(Element location listings)
****
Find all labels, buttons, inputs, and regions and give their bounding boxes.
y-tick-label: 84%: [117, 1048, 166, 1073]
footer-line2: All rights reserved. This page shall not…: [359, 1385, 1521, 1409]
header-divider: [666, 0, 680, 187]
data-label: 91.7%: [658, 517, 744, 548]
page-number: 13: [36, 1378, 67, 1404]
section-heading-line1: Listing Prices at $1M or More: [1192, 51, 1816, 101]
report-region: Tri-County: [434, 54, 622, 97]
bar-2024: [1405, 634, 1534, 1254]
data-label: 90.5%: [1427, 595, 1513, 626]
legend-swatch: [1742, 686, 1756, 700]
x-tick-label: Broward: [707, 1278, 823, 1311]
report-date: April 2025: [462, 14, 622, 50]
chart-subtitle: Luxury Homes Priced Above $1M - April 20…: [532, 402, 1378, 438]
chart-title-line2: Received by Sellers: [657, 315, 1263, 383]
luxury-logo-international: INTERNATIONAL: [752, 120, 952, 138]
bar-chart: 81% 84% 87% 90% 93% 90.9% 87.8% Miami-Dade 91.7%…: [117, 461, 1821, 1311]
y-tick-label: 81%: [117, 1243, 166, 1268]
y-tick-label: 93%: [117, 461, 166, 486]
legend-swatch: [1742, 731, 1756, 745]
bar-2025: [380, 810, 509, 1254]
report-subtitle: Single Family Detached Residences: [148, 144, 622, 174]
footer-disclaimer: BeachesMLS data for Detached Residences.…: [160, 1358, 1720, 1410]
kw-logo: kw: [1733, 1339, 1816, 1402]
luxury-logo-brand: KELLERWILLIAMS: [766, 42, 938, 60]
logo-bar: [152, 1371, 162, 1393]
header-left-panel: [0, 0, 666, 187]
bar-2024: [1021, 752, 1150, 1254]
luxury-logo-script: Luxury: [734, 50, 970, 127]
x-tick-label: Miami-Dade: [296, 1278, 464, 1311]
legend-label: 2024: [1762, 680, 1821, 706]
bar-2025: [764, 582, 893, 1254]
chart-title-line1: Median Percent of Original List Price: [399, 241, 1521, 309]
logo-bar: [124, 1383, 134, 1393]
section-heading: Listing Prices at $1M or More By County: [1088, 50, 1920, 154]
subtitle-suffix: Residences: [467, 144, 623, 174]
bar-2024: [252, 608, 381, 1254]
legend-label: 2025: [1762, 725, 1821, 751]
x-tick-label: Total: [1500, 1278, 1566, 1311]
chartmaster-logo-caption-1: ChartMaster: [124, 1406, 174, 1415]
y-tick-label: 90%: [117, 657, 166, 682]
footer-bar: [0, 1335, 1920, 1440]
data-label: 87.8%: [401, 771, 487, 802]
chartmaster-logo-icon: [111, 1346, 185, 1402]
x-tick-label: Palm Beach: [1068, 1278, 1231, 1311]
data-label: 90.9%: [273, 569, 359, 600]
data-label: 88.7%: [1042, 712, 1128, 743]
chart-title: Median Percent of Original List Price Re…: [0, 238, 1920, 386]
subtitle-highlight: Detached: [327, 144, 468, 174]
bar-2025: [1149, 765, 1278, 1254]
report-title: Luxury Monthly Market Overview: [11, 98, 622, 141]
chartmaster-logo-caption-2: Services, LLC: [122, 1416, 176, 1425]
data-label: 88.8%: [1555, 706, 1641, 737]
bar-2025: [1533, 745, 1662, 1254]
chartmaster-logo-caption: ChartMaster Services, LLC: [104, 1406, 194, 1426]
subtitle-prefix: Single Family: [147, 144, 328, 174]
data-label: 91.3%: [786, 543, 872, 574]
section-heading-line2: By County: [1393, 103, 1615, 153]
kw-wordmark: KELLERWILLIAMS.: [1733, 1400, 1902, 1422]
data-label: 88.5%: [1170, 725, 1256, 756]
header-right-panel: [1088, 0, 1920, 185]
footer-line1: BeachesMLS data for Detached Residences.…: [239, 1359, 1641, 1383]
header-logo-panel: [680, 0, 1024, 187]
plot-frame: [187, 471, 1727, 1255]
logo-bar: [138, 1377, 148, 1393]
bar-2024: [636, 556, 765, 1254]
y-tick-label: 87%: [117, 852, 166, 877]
****
» WHAT YOU WILL DO: Reproduce all of the lines above without any changes.

» THE RESPONSE:
Find all labels, buttons, inputs, and regions and give their bounding boxes.
y-tick-label: 84%: [117, 1048, 166, 1073]
footer-line2: All rights reserved. This page shall not…: [359, 1385, 1521, 1409]
header-divider: [666, 0, 680, 187]
data-label: 91.7%: [658, 517, 744, 548]
page-number: 13: [36, 1378, 67, 1404]
section-heading-line1: Listing Prices at $1M or More: [1192, 51, 1816, 101]
report-region: Tri-County: [434, 54, 622, 97]
bar-2024: [1405, 634, 1534, 1254]
data-label: 90.5%: [1427, 595, 1513, 626]
legend-swatch: [1742, 686, 1756, 700]
x-tick-label: Broward: [707, 1278, 823, 1311]
report-date: April 2025: [462, 14, 622, 50]
chart-subtitle: Luxury Homes Priced Above $1M - April 20…: [532, 402, 1378, 438]
chart-title-line2: Received by Sellers: [657, 315, 1263, 383]
luxury-logo-international: INTERNATIONAL: [752, 120, 952, 138]
bar-chart: 81% 84% 87% 90% 93% 90.9% 87.8% Miami-Dade 91.7%…: [117, 461, 1821, 1311]
y-tick-label: 81%: [117, 1243, 166, 1268]
y-tick-label: 93%: [117, 461, 166, 486]
legend-swatch: [1742, 731, 1756, 745]
bar-2025: [380, 810, 509, 1254]
report-subtitle: Single Family Detached Residences: [148, 144, 622, 174]
footer-disclaimer: BeachesMLS data for Detached Residences.…: [160, 1358, 1720, 1410]
kw-logo: kw: [1733, 1339, 1816, 1402]
luxury-logo-brand: KELLERWILLIAMS: [766, 42, 938, 60]
logo-bar: [152, 1371, 162, 1393]
header-left-panel: [0, 0, 666, 187]
bar-2024: [1021, 752, 1150, 1254]
luxury-logo-script: Luxury: [734, 50, 970, 127]
x-tick-label: Miami-Dade: [296, 1278, 464, 1311]
legend-label: 2024: [1762, 680, 1821, 706]
bar-2025: [764, 582, 893, 1254]
chart-title-line1: Median Percent of Original List Price: [399, 241, 1521, 309]
logo-bar: [124, 1383, 134, 1393]
section-heading: Listing Prices at $1M or More By County: [1088, 50, 1920, 154]
subtitle-suffix: Residences: [467, 144, 623, 174]
bar-2024: [252, 608, 381, 1254]
legend-label: 2025: [1762, 725, 1821, 751]
x-tick-label: Total: [1500, 1278, 1566, 1311]
chartmaster-logo-caption-1: ChartMaster: [124, 1406, 174, 1415]
y-tick-label: 90%: [117, 657, 166, 682]
footer-bar: [0, 1335, 1920, 1440]
data-label: 87.8%: [401, 771, 487, 802]
chartmaster-logo-icon: [111, 1346, 185, 1402]
x-tick-label: Palm Beach: [1068, 1278, 1231, 1311]
data-label: 90.9%: [273, 569, 359, 600]
data-label: 88.7%: [1042, 712, 1128, 743]
chart-title: Median Percent of Original List Price Re…: [0, 238, 1920, 386]
subtitle-highlight: Detached: [327, 144, 468, 174]
bar-2025: [1149, 765, 1278, 1254]
report-title: Luxury Monthly Market Overview: [11, 98, 622, 141]
chartmaster-logo-caption-2: Services, LLC: [122, 1416, 176, 1425]
data-label: 88.8%: [1555, 706, 1641, 737]
bar-2025: [1533, 745, 1662, 1254]
chartmaster-logo-caption: ChartMaster Services, LLC: [104, 1406, 194, 1426]
subtitle-prefix: Single Family: [147, 144, 328, 174]
data-label: 91.3%: [786, 543, 872, 574]
section-heading-line2: By County: [1393, 103, 1615, 153]
kw-wordmark: KELLERWILLIAMS.: [1733, 1400, 1902, 1422]
data-label: 88.5%: [1170, 725, 1256, 756]
header-right-panel: [1088, 0, 1920, 185]
footer-line1: BeachesMLS data for Detached Residences.…: [239, 1359, 1641, 1383]
header-logo-panel: [680, 0, 1024, 187]
plot-frame: [187, 471, 1727, 1255]
logo-bar: [138, 1377, 148, 1393]
bar-2024: [636, 556, 765, 1254]
y-tick-label: 87%: [117, 852, 166, 877]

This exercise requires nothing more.